╭─ Items

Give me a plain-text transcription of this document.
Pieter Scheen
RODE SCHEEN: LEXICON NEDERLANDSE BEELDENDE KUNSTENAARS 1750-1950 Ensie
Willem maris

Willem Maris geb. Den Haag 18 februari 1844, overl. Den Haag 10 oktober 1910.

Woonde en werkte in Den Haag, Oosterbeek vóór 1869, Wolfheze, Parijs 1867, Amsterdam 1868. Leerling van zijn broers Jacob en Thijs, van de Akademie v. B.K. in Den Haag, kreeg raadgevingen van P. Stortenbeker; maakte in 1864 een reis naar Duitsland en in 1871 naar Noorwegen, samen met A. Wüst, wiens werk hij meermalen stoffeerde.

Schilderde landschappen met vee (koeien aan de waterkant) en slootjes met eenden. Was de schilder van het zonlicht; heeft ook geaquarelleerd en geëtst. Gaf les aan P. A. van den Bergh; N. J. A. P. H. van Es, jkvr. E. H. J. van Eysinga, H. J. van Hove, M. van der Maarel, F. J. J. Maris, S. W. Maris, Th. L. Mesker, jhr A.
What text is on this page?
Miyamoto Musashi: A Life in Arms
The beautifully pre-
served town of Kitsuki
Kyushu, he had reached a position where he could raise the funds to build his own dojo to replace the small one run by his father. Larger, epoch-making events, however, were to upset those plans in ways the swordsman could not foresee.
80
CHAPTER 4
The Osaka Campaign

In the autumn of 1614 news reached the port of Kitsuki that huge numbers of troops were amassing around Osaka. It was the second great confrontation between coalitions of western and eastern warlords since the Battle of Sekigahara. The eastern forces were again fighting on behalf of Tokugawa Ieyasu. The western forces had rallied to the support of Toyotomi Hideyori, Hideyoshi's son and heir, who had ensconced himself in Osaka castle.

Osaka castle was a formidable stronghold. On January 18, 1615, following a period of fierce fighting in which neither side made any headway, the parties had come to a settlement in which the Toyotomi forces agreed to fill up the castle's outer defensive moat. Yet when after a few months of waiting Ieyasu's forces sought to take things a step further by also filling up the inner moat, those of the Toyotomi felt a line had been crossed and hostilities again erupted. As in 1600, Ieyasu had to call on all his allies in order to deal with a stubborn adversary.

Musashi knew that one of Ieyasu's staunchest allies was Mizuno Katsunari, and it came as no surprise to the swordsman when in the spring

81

╰─

*Problem details*: Each record above should be restated word for word.

*Solved exercise*:
Give me a plain-text transcription of this document.
Pieter Scheen
RODE SCHEEN: LEXICON NEDERLANDSE BEELDENDE KUNSTENAARS 1750-1950 Ensie
Willem maris

Willem Maris geb. Den Haag 18 februari 1844, overl. Den Haag 10 oktober 1910.

Woonde en werkte in Den Haag, Oosterbeek vóór 1869, Wolfheze, Parijs 1867, Amsterdam 1868. Leerling van zijn broers Jacob en Thijs, van de Akademie v. B.K. in Den Haag, kreeg raadgevingen van P. Stortenbeker; maakte in 1864 een reis naar Duitsland en in 1871 naar Noorwegen, samen met A. Wüst, wiens werk hij meermalen stoffeerde.

Schilderde landschappen met vee (koeien aan de waterkant) en slootjes met eenden. Was de schilder van het zonlicht; heeft ook geaquarelleerd en geëtst. Gaf les aan P. A. van den Bergh; N. J. A. P. H. van Es, jkvr. E. H. J. van Eysinga, H. J. van Hove, M. van der Maarel, F. J. J. Maris, S. W. Maris, Th. L. Mesker, jhr A.
What text is on this page?
Miyamoto Musashi: A Life in Arms
The beautifully pre-
served town of Kitsuki
Kyushu, he had reached a position where he could raise the funds to build his own dojo to replace the small one run by his father. Larger, epoch-making events, however, were to upset those plans in ways the swordsman could not foresee.
80
CHAPTER 4
The Osaka Campaign

In the autumn of 1614 news reached the port of Kitsuki that huge numbers of troops were amassing around Osaka. It was the second great confrontation between coalitions of western and eastern warlords since the Battle of Sekigahara. The eastern forces were again fighting on behalf of Tokugawa Ieyasu. The western forces had rallied to the support of Toyotomi Hideyori, Hideyoshi's son and heir, who had ensconced himself in Osaka castle.

Osaka castle was a formidable stronghold. On January 18, 1615, following a period of fierce fighting in which neither side made any headway, the parties had come to a settlement in which the Toyotomi forces agreed to fill up the castle's outer defensive moat. Yet when after a few months of waiting Ieyasu's forces sought to take things a step further by also filling up the inner moat, those of the Toyotomi felt a line had been crossed and hostilities again erupted. As in 1600, Ieyasu had to call on all his allies in order to deal with a stubborn adversary.

Musashi knew that one of Ieyasu's staunchest allies was Mizuno Katsunari, and it came as no surprise to the swordsman when in the spring

81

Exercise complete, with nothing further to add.